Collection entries
▽

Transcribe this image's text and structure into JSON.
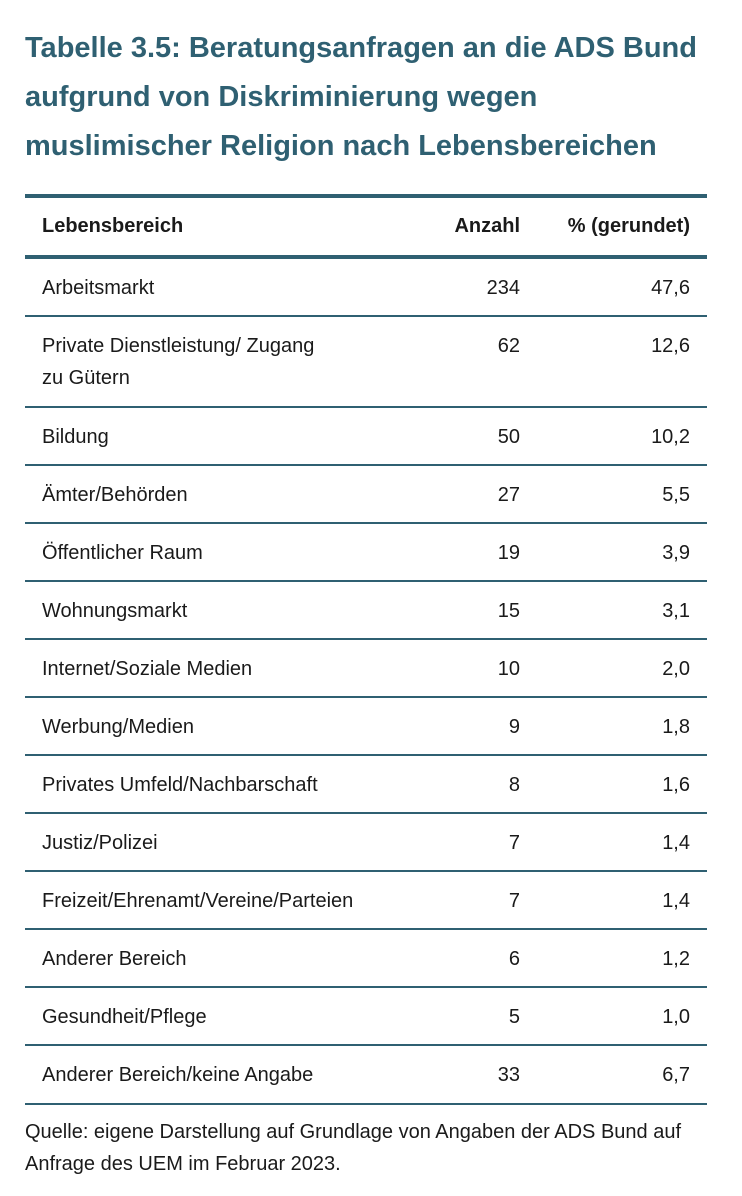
{
  "title": "Tabelle 3.5: Beratungsanfragen an die ADS Bund aufgrund von Diskriminierung wegen muslimischer Religion nach Lebensbereichen",
  "table": {
    "headers": {
      "area": "Lebensbereich",
      "count": "Anzahl",
      "percent": "% (gerundet)"
    },
    "rows": [
      {
        "area": "Arbeitsmarkt",
        "count": "234",
        "percent": "47,6"
      },
      {
        "area": "Private Dienstleistung/ Zugang zu Gütern",
        "count": "62",
        "percent": "12,6"
      },
      {
        "area": "Bildung",
        "count": "50",
        "percent": "10,2"
      },
      {
        "area": "Ämter/Behörden",
        "count": "27",
        "percent": "5,5"
      },
      {
        "area": "Öffentlicher Raum",
        "count": "19",
        "percent": "3,9"
      },
      {
        "area": "Wohnungsmarkt",
        "count": "15",
        "percent": "3,1"
      },
      {
        "area": "Internet/Soziale Medien",
        "count": "10",
        "percent": "2,0"
      },
      {
        "area": "Werbung/Medien",
        "count": "9",
        "percent": "1,8"
      },
      {
        "area": "Privates Umfeld/Nachbarschaft",
        "count": "8",
        "percent": "1,6"
      },
      {
        "area": "Justiz/Polizei",
        "count": "7",
        "percent": "1,4"
      },
      {
        "area": "Freizeit/Ehrenamt/Vereine/Parteien",
        "count": "7",
        "percent": "1,4"
      },
      {
        "area": "Anderer Bereich",
        "count": "6",
        "percent": "1,2"
      },
      {
        "area": "Gesundheit/Pflege",
        "count": "5",
        "percent": "1,0"
      },
      {
        "area": "Anderer Bereich/keine Angabe",
        "count": "33",
        "percent": "6,7"
      }
    ]
  },
  "source": "Quelle: eigene Darstellung auf Grundlage von Angaben der ADS Bund auf Anfrage des UEM im Februar 2023.",
  "colors": {
    "accent": "#2f6072",
    "text": "#1a1a1a"
  }
}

△

- **Problem**: Copy each line of the records precisely and drop any images they hold.

- **Exercise answer**:
Transcribe this image's text and structure into JSON.
{
  "title": "Tabelle 3.5: Beratungsanfragen an die ADS Bund aufgrund von Diskriminierung wegen muslimischer Religion nach Lebensbereichen",
  "table": {
    "headers": {
      "area": "Lebensbereich",
      "count": "Anzahl",
      "percent": "% (gerundet)"
    },
    "rows": [
      {
        "area": "Arbeitsmarkt",
        "count": "234",
        "percent": "47,6"
      },
      {
        "area": "Private Dienstleistung/ Zugang zu Gütern",
        "count": "62",
        "percent": "12,6"
      },
      {
        "area": "Bildung",
        "count": "50",
        "percent": "10,2"
      },
      {
        "area": "Ämter/Behörden",
        "count": "27",
        "percent": "5,5"
      },
      {
        "area": "Öffentlicher Raum",
        "count": "19",
        "percent": "3,9"
      },
      {
        "area": "Wohnungsmarkt",
        "count": "15",
        "percent": "3,1"
      },
      {
        "area": "Internet/Soziale Medien",
        "count": "10",
        "percent": "2,0"
      },
      {
        "area": "Werbung/Medien",
        "count": "9",
        "percent": "1,8"
      },
      {
        "area": "Privates Umfeld/Nachbarschaft",
        "count": "8",
        "percent": "1,6"
      },
      {
        "area": "Justiz/Polizei",
        "count": "7",
        "percent": "1,4"
      },
      {
        "area": "Freizeit/Ehrenamt/Vereine/Parteien",
        "count": "7",
        "percent": "1,4"
      },
      {
        "area": "Anderer Bereich",
        "count": "6",
        "percent": "1,2"
      },
      {
        "area": "Gesundheit/Pflege",
        "count": "5",
        "percent": "1,0"
      },
      {
        "area": "Anderer Bereich/keine Angabe",
        "count": "33",
        "percent": "6,7"
      }
    ]
  },
  "source": "Quelle: eigene Darstellung auf Grundlage von Angaben der ADS Bund auf Anfrage des UEM im Februar 2023.",
  "colors": {
    "accent": "#2f6072",
    "text": "#1a1a1a"
  }
}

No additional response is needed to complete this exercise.